## Begin

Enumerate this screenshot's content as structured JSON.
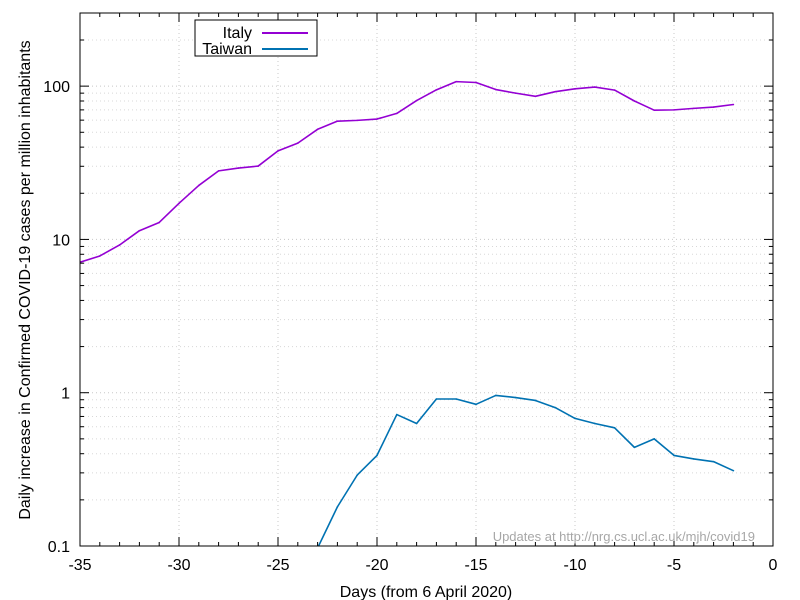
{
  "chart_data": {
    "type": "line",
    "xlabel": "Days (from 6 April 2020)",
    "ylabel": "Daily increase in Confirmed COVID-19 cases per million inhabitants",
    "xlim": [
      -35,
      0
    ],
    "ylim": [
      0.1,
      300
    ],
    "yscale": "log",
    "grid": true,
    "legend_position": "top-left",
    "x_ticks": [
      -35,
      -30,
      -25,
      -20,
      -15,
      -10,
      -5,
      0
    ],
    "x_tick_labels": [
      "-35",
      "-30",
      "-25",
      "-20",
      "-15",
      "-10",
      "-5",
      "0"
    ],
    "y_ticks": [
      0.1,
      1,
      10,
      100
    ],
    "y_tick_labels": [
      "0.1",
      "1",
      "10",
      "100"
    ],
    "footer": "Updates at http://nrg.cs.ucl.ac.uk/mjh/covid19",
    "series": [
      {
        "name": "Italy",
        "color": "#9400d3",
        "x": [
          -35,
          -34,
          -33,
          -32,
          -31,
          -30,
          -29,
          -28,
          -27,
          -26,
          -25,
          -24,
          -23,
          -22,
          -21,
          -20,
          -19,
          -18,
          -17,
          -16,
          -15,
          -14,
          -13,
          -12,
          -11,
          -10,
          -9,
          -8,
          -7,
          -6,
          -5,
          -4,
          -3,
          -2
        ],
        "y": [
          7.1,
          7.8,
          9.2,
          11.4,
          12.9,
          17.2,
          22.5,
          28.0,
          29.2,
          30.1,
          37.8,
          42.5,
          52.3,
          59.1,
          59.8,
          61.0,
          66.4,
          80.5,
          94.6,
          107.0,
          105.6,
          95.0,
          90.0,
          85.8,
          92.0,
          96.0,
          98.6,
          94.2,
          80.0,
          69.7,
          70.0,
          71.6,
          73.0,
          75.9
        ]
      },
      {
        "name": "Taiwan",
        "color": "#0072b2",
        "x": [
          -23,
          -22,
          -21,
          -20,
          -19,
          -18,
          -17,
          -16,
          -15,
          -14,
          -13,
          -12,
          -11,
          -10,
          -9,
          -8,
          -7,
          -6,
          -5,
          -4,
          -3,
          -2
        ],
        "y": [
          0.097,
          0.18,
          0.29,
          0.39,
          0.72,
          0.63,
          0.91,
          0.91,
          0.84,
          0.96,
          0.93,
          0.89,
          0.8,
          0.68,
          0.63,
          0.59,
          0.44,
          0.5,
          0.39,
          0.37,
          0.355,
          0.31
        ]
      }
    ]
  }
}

## End
## Begin

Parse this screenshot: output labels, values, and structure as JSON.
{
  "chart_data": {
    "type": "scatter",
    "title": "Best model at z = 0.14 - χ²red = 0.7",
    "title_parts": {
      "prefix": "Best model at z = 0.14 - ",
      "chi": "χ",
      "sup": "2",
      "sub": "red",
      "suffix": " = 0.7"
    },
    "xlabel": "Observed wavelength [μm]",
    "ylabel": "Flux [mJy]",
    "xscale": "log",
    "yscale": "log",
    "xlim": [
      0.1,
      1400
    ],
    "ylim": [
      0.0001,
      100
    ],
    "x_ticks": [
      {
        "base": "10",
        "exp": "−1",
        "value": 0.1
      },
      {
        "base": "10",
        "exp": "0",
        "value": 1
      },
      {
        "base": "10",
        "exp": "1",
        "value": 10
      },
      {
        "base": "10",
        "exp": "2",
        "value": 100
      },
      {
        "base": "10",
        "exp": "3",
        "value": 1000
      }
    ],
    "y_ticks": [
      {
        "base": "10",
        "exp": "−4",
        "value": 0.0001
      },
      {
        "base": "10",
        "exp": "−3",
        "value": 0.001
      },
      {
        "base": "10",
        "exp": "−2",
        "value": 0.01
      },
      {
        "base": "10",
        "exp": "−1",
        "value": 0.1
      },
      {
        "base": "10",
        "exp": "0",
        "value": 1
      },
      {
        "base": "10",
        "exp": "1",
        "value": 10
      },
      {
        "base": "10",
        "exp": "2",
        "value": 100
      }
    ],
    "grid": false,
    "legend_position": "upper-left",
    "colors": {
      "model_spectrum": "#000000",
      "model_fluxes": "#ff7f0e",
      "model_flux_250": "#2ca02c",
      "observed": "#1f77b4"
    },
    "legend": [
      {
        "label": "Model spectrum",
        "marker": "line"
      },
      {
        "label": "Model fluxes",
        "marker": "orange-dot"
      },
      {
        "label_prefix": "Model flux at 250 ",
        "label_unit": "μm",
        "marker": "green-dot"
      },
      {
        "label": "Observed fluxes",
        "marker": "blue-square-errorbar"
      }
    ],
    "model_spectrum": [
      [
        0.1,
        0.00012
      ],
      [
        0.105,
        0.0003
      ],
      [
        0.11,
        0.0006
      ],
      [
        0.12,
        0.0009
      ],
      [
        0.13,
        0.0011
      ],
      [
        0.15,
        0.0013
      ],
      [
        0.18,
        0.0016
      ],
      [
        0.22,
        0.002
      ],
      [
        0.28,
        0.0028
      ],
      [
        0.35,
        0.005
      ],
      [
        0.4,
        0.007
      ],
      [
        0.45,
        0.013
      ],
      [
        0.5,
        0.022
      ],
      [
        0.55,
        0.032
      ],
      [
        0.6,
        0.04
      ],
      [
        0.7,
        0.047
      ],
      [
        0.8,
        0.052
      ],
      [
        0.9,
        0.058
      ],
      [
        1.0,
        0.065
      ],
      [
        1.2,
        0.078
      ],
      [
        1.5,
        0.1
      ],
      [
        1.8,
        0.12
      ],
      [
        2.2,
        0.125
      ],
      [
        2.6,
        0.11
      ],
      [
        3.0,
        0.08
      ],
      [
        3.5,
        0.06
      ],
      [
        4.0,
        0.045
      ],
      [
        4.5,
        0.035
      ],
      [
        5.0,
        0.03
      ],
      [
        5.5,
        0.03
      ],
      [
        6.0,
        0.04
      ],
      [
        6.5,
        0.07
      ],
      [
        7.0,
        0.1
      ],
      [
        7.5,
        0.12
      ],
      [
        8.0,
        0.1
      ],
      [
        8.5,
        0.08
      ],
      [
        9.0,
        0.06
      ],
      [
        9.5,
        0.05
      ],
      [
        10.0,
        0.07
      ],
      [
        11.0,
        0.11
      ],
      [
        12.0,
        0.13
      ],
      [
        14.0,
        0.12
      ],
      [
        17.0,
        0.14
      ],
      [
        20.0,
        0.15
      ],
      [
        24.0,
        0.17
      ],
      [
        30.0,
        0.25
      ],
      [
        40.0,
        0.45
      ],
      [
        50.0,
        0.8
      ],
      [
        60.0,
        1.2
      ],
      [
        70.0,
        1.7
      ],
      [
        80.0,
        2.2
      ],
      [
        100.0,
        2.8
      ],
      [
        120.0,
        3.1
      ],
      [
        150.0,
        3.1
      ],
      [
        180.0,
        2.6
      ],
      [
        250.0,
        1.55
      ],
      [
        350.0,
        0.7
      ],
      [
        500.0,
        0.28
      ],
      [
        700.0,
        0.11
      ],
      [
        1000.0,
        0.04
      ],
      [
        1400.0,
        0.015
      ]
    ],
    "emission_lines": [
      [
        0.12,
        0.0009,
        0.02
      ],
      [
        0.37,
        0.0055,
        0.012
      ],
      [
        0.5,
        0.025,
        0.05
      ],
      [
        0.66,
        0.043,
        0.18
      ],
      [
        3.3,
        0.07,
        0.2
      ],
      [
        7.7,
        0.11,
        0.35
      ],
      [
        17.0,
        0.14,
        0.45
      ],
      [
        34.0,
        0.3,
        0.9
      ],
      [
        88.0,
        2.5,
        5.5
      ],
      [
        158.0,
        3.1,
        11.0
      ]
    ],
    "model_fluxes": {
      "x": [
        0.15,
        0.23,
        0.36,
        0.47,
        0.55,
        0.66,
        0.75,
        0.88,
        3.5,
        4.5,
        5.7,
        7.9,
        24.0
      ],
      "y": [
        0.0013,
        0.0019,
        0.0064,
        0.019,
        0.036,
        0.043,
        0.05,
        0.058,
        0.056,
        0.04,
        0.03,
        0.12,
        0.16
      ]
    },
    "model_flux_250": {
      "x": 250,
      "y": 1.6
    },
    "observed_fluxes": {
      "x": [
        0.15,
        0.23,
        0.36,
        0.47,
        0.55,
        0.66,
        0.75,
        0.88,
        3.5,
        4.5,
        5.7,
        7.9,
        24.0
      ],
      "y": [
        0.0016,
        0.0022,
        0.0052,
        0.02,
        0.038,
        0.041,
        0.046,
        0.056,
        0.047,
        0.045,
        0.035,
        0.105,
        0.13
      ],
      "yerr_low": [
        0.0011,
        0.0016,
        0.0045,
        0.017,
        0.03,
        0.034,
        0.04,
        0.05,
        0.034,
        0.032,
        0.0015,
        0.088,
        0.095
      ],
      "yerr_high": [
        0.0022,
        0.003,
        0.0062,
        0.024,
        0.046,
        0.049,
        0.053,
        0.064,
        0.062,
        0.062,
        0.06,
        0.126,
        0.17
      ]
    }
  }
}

## End
## Begin

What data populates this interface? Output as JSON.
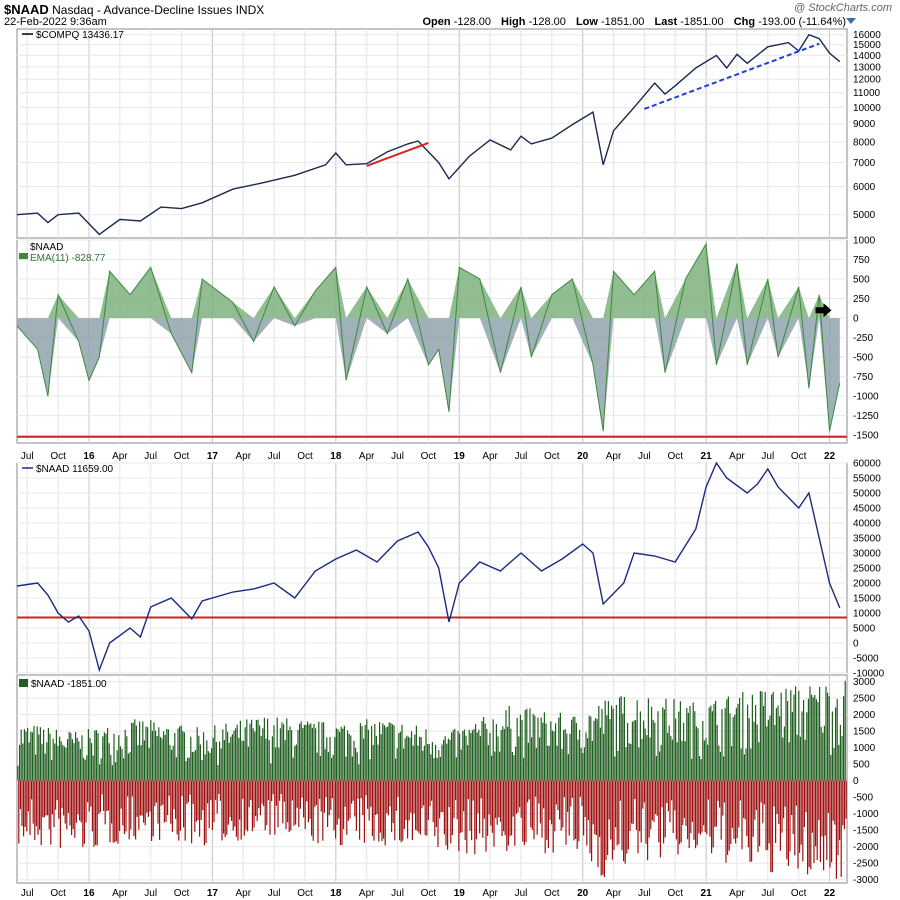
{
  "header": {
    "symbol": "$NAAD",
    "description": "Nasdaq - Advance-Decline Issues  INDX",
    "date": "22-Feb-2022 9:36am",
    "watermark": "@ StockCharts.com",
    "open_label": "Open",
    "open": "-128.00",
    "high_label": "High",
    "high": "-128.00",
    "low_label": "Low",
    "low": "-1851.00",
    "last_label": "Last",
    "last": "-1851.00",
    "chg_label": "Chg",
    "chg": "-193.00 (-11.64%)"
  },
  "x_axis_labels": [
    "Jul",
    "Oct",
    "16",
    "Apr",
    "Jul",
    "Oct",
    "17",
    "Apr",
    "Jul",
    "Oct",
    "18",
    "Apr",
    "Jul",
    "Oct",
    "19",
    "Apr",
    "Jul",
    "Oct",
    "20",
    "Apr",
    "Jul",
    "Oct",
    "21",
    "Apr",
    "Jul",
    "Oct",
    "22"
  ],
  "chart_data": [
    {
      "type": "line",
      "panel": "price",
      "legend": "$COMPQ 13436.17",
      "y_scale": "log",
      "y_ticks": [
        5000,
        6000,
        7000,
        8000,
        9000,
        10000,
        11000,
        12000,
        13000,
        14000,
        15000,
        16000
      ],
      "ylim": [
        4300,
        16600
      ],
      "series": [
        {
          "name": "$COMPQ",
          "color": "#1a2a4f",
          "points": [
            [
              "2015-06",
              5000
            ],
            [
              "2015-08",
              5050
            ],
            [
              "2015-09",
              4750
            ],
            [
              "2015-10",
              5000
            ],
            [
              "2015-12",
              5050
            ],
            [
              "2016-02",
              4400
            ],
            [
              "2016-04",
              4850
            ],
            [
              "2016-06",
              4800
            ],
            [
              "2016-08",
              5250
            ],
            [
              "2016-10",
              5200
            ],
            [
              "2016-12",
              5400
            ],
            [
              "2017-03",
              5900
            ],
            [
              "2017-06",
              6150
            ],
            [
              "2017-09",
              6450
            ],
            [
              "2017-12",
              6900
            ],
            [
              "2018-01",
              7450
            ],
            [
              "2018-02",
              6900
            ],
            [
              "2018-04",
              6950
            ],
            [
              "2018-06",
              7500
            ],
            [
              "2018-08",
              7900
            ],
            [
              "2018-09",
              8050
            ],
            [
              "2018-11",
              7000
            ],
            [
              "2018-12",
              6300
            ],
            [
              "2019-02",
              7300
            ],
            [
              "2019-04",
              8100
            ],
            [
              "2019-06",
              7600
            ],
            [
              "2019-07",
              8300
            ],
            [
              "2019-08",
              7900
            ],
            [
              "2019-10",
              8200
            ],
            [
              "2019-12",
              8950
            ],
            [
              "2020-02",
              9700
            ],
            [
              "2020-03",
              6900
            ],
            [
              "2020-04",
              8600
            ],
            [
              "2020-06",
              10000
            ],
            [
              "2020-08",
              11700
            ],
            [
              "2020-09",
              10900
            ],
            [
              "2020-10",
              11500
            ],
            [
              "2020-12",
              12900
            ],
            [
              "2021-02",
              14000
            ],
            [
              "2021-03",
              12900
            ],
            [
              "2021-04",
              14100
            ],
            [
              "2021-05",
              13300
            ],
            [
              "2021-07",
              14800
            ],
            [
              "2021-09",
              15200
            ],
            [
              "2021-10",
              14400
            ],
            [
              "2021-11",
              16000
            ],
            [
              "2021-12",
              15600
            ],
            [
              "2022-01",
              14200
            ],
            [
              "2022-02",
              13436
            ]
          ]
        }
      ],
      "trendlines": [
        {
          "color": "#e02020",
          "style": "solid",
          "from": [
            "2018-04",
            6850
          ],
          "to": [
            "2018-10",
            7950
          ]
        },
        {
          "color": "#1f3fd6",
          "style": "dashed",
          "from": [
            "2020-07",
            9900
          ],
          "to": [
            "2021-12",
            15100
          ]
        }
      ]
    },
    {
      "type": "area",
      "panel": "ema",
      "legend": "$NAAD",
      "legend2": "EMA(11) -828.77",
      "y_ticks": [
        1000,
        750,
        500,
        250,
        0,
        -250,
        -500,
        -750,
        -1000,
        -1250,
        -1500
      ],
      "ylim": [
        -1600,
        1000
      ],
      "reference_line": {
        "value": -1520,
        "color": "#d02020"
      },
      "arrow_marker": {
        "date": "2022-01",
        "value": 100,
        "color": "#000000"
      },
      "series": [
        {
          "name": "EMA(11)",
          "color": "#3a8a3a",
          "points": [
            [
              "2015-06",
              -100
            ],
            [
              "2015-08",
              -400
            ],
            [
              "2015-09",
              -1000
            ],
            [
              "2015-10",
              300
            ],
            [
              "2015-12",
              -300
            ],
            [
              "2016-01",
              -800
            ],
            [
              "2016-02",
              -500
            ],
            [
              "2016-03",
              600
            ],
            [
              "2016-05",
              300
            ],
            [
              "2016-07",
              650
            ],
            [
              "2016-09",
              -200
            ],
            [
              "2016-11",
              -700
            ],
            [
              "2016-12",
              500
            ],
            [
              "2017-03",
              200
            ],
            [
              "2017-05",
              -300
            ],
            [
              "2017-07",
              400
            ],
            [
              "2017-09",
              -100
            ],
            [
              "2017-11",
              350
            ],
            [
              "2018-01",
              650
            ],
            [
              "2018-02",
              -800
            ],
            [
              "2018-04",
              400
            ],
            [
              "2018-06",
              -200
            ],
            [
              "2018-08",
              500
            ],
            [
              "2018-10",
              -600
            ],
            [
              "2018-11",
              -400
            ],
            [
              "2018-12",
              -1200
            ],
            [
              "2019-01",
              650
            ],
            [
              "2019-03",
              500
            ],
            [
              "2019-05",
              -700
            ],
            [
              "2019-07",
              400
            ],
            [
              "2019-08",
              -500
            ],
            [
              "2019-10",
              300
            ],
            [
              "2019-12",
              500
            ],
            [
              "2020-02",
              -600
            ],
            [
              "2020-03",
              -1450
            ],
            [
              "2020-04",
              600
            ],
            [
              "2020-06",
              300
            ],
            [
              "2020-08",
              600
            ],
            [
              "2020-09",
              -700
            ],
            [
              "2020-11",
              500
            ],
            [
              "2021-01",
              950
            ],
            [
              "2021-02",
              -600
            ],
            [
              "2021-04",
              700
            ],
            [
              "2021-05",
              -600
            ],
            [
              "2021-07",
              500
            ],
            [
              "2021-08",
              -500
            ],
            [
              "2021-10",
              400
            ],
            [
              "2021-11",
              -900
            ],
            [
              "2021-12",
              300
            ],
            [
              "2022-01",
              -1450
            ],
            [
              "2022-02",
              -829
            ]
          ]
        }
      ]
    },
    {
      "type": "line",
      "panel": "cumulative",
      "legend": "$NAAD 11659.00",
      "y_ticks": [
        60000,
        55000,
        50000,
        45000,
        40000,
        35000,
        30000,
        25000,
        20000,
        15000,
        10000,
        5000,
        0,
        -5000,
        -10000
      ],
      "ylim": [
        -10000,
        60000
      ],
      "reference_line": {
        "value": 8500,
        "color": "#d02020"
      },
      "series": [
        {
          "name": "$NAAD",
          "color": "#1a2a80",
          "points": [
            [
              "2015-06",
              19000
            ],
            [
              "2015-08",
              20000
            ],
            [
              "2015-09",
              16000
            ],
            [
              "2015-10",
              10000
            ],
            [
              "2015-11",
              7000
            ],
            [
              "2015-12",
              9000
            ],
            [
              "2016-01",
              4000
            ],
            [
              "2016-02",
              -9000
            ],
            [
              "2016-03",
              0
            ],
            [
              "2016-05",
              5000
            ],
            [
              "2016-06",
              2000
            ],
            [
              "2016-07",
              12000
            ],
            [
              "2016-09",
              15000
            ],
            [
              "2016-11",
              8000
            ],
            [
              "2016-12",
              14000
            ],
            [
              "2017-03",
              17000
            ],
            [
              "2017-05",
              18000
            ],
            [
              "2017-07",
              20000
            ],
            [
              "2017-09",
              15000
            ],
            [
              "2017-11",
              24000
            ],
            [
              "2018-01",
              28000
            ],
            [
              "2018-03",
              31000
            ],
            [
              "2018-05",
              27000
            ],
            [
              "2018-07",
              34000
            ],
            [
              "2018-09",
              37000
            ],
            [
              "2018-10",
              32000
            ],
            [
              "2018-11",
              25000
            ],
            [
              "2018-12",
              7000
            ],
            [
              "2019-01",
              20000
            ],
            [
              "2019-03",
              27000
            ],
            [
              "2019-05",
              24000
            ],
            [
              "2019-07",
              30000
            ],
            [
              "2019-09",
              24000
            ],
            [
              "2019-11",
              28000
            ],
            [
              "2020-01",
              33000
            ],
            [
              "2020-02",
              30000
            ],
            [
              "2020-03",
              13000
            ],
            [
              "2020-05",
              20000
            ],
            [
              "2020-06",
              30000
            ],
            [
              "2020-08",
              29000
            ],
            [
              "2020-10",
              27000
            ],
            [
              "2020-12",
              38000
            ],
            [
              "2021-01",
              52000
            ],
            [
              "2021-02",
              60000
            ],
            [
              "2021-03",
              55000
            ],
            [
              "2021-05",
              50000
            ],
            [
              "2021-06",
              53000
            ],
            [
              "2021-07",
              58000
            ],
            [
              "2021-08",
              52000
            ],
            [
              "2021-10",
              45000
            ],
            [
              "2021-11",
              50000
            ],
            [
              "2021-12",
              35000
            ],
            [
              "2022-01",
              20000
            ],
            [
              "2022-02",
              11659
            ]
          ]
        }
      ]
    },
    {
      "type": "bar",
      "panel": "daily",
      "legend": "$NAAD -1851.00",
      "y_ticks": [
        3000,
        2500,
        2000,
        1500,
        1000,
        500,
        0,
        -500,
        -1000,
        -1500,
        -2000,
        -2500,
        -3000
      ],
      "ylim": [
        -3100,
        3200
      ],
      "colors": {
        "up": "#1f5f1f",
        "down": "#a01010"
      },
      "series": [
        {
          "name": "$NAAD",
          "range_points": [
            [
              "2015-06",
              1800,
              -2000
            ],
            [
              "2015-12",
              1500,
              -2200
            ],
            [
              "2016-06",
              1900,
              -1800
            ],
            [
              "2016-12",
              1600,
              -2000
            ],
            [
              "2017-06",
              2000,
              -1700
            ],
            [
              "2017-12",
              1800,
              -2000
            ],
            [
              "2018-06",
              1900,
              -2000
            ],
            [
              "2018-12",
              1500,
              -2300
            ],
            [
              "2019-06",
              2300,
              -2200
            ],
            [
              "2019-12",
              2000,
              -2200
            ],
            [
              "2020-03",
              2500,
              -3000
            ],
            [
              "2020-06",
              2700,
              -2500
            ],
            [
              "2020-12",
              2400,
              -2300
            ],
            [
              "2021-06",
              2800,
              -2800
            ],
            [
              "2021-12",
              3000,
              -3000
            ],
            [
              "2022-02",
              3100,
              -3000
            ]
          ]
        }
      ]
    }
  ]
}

## End

* [Written request] Using the listing above, show each line holding the string "name".

* [Written answer]
        "name": "Italy",
        "name": "Taiwan",
          "name": "$COMPQ",
          "name": "EMA(11)",
          "name": "$NAAD",
          "name": "$NAAD",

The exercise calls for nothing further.